[Begin Records supplied]
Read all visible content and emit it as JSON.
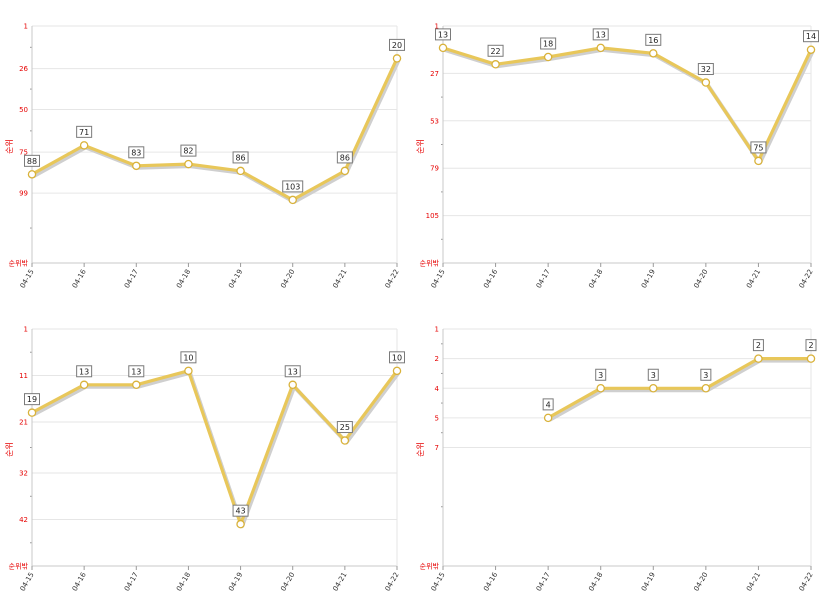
{
  "chart_data": [
    {
      "type": "line",
      "ylabel": "순위",
      "bottom_label": "순위밖",
      "y_reversed": true,
      "ylim": [
        1,
        140
      ],
      "yticks": [
        1,
        26,
        50,
        75,
        99
      ],
      "categories": [
        "04-15",
        "04-16",
        "04-17",
        "04-18",
        "04-19",
        "04-20",
        "04-21",
        "04-22"
      ],
      "values": [
        88,
        71,
        83,
        82,
        86,
        103,
        86,
        20
      ],
      "color": "#e8c75a"
    },
    {
      "type": "line",
      "ylabel": "순위",
      "bottom_label": "순위밖",
      "y_reversed": true,
      "ylim": [
        1,
        131
      ],
      "yticks": [
        1,
        27,
        53,
        79,
        105
      ],
      "categories": [
        "04-15",
        "04-16",
        "04-17",
        "04-18",
        "04-19",
        "04-20",
        "04-21",
        "04-22"
      ],
      "values": [
        13,
        22,
        18,
        13,
        16,
        32,
        75,
        14
      ],
      "color": "#e8c75a"
    },
    {
      "type": "line",
      "ylabel": "순위",
      "bottom_label": "순위밖",
      "y_reversed": true,
      "ylim": [
        1,
        52
      ],
      "yticks": [
        1,
        11,
        21,
        32,
        42
      ],
      "categories": [
        "04-15",
        "04-16",
        "04-17",
        "04-18",
        "04-19",
        "04-20",
        "04-21",
        "04-22"
      ],
      "values": [
        19,
        13,
        13,
        10,
        43,
        13,
        25,
        10
      ],
      "color": "#e8c75a"
    },
    {
      "type": "line",
      "ylabel": "순위",
      "bottom_label": "순위밖",
      "y_reversed": true,
      "ylim": [
        1,
        9
      ],
      "yticks": [
        1,
        2,
        4,
        5,
        7
      ],
      "ytick_values": [
        1,
        2,
        3,
        4,
        5
      ],
      "categories": [
        "04-15",
        "04-16",
        "04-17",
        "04-18",
        "04-19",
        "04-20",
        "04-21",
        "04-22"
      ],
      "values": [
        null,
        null,
        4,
        3,
        3,
        3,
        2,
        2
      ],
      "color": "#e8c75a"
    }
  ]
}
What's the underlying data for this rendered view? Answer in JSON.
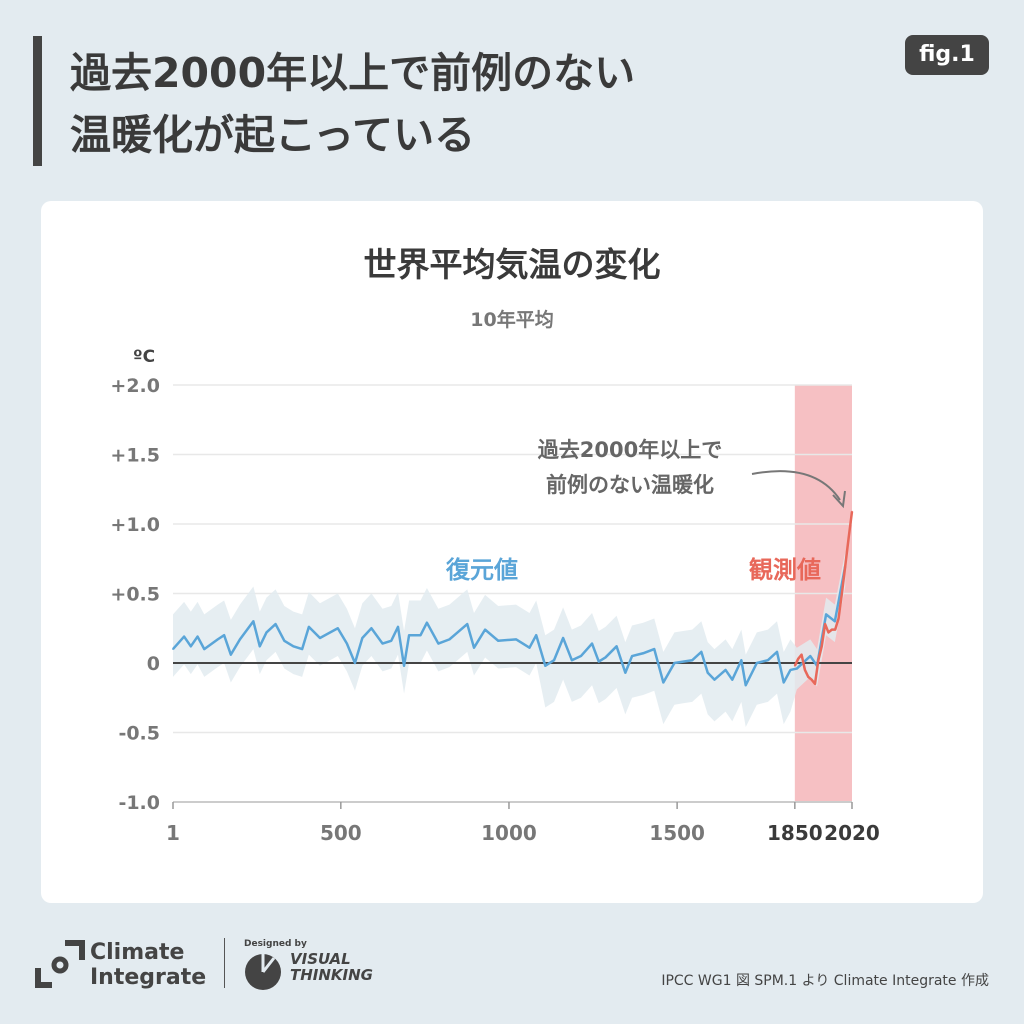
[End Records supplied]
* Task to carry out
Copy each line of the records precisely and drop any images they hold.

* The response
Read all visible content and emit it as JSON.
{
  "chart_data": [
    {
      "type": "line",
      "ylabel": "순위",
      "bottom_label": "순위밖",
      "y_reversed": true,
      "ylim": [
        1,
        140
      ],
      "yticks": [
        1,
        26,
        50,
        75,
        99
      ],
      "categories": [
        "04-15",
        "04-16",
        "04-17",
        "04-18",
        "04-19",
        "04-20",
        "04-21",
        "04-22"
      ],
      "values": [
        88,
        71,
        83,
        82,
        86,
        103,
        86,
        20
      ],
      "color": "#e8c75a"
    },
    {
      "type": "line",
      "ylabel": "순위",
      "bottom_label": "순위밖",
      "y_reversed": true,
      "ylim": [
        1,
        131
      ],
      "yticks": [
        1,
        27,
        53,
        79,
        105
      ],
      "categories": [
        "04-15",
        "04-16",
        "04-17",
        "04-18",
        "04-19",
        "04-20",
        "04-21",
        "04-22"
      ],
      "values": [
        13,
        22,
        18,
        13,
        16,
        32,
        75,
        14
      ],
      "color": "#e8c75a"
    },
    {
      "type": "line",
      "ylabel": "순위",
      "bottom_label": "순위밖",
      "y_reversed": true,
      "ylim": [
        1,
        52
      ],
      "yticks": [
        1,
        11,
        21,
        32,
        42
      ],
      "categories": [
        "04-15",
        "04-16",
        "04-17",
        "04-18",
        "04-19",
        "04-20",
        "04-21",
        "04-22"
      ],
      "values": [
        19,
        13,
        13,
        10,
        43,
        13,
        25,
        10
      ],
      "color": "#e8c75a"
    },
    {
      "type": "line",
      "ylabel": "순위",
      "bottom_label": "순위밖",
      "y_reversed": true,
      "ylim": [
        1,
        9
      ],
      "yticks": [
        1,
        2,
        4,
        5,
        7
      ],
      "ytick_values": [
        1,
        2,
        3,
        4,
        5
      ],
      "categories": [
        "04-15",
        "04-16",
        "04-17",
        "04-18",
        "04-19",
        "04-20",
        "04-21",
        "04-22"
      ],
      "values": [
        null,
        null,
        4,
        3,
        3,
        3,
        2,
        2
      ],
      "color": "#e8c75a"
    }
  ]
}
What's the underlying data for this rendered view? Answer in JSON.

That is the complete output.